* [Extracted data]:
»»

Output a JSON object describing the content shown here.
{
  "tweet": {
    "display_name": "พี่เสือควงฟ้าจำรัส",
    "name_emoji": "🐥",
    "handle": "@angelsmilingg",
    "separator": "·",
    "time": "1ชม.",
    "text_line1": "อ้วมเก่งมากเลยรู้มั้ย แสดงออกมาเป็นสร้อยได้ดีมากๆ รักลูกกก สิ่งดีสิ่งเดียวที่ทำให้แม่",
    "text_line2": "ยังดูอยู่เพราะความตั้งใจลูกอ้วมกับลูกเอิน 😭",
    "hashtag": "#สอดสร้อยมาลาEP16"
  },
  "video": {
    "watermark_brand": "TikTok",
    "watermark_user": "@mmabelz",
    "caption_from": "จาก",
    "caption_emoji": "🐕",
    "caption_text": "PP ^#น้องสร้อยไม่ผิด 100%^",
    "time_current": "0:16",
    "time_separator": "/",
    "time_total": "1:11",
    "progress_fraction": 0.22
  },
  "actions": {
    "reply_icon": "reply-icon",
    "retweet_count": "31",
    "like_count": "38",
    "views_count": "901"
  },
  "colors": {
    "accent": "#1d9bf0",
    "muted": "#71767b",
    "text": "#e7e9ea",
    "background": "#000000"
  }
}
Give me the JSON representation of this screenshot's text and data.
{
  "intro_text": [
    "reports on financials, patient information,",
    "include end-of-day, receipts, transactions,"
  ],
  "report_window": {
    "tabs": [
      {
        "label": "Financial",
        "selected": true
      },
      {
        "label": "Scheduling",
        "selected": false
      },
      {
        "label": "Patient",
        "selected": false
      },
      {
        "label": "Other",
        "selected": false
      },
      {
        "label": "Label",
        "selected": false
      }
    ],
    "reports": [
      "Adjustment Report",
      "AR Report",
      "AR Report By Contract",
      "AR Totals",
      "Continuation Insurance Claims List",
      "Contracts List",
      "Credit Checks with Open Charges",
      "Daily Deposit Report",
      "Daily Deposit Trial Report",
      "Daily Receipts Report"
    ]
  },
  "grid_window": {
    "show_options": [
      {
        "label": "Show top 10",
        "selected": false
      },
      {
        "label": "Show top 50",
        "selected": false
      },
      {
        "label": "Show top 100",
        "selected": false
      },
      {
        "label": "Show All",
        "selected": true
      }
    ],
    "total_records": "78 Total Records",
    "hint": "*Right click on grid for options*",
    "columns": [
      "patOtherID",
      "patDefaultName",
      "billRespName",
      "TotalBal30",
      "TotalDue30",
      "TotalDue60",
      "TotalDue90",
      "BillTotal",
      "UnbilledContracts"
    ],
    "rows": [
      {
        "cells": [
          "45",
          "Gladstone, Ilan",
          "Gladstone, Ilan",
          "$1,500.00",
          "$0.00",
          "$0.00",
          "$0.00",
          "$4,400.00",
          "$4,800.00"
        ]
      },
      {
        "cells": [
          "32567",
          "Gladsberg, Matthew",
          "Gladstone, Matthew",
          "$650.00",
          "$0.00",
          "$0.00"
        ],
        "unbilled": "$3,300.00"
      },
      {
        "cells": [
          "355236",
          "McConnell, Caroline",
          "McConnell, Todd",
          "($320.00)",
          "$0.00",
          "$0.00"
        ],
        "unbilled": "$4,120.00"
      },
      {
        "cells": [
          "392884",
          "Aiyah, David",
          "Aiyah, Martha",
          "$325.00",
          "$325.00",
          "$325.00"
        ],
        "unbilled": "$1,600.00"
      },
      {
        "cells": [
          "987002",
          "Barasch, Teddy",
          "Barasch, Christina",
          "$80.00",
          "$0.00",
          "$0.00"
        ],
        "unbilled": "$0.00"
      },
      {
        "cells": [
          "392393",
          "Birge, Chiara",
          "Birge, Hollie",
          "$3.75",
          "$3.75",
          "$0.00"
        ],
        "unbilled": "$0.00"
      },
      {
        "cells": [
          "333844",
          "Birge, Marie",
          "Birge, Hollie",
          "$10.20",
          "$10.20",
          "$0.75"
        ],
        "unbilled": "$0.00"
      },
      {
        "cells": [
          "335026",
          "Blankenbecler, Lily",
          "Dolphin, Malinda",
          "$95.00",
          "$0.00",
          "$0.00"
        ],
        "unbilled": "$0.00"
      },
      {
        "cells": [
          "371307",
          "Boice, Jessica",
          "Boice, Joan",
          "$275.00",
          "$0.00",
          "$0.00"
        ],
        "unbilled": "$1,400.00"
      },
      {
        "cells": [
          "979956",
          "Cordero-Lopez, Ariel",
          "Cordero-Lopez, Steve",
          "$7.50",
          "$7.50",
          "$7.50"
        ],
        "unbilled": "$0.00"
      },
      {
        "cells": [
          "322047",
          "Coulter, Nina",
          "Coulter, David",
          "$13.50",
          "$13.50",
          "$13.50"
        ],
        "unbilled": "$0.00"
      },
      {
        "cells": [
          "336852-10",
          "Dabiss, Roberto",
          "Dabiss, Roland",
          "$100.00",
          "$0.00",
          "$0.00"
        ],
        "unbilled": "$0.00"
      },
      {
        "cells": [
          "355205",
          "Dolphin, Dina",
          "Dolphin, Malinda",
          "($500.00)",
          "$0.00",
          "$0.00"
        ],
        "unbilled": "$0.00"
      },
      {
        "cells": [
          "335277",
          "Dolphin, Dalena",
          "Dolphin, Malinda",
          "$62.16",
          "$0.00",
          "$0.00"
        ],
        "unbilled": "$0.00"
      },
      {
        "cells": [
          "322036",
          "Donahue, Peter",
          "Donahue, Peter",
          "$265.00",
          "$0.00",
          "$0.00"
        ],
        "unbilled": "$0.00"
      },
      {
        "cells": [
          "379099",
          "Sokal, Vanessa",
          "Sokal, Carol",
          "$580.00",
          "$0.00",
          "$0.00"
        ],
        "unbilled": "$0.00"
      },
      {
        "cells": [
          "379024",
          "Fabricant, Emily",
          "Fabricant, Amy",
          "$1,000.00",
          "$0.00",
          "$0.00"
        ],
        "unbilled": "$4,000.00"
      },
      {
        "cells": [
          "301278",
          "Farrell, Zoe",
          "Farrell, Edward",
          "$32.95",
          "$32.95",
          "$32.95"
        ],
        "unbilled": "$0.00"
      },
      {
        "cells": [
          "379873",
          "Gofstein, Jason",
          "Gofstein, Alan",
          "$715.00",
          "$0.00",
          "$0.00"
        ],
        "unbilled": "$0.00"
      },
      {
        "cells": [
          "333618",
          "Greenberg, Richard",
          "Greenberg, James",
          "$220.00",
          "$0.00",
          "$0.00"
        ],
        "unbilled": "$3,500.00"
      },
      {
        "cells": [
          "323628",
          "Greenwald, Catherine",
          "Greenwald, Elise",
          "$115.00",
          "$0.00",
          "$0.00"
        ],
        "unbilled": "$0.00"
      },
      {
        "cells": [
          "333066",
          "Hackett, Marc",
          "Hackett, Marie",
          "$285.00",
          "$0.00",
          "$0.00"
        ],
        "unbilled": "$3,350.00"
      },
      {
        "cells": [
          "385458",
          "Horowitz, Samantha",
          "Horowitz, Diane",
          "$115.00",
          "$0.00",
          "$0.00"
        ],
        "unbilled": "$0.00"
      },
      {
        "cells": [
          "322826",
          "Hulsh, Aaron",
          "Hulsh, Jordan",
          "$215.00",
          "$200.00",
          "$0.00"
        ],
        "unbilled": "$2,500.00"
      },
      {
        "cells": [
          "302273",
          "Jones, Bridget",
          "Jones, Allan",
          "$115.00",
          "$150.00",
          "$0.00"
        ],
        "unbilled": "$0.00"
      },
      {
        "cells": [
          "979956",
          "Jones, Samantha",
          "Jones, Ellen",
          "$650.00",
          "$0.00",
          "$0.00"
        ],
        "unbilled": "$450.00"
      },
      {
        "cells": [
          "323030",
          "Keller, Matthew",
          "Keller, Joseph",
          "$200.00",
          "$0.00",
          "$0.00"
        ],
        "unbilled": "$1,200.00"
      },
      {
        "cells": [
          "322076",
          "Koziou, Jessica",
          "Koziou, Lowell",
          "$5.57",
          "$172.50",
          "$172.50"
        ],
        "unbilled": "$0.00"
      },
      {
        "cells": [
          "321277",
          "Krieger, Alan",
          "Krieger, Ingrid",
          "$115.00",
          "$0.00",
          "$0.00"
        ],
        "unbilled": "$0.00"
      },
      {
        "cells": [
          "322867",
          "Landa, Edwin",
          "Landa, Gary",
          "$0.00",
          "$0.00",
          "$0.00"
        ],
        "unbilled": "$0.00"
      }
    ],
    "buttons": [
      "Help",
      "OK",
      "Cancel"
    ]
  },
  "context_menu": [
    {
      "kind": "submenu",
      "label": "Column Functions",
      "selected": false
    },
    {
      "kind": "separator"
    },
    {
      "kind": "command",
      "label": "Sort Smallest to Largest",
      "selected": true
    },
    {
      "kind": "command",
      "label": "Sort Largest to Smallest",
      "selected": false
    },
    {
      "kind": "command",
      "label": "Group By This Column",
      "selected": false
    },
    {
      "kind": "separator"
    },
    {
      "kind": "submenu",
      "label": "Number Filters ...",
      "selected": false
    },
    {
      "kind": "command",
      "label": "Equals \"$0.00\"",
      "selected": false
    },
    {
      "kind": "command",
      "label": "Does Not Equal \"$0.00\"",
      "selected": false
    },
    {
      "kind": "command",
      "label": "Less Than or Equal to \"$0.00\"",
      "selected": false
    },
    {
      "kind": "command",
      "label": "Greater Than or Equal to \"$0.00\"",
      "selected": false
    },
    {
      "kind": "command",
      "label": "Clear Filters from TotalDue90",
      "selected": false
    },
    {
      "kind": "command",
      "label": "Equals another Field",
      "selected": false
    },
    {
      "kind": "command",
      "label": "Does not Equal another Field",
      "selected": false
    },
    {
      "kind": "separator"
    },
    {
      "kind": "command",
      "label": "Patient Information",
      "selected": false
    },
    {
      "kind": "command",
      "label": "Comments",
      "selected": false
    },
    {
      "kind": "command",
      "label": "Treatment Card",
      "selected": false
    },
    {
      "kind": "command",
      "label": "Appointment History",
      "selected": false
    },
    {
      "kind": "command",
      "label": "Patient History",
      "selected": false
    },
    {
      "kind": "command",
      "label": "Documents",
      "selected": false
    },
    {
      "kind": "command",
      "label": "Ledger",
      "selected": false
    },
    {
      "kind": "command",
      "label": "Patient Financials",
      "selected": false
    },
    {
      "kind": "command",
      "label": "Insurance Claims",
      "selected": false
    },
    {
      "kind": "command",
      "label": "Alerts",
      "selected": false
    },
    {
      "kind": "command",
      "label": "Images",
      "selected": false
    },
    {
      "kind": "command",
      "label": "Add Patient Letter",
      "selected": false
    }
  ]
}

««

* [Do this]: Using the listing above, locate the lines that hold "Matthew" and copy each one.

* [Final result]:
          "Gladsberg, Matthew",
          "Gladstone, Matthew",
          "Keller, Matthew",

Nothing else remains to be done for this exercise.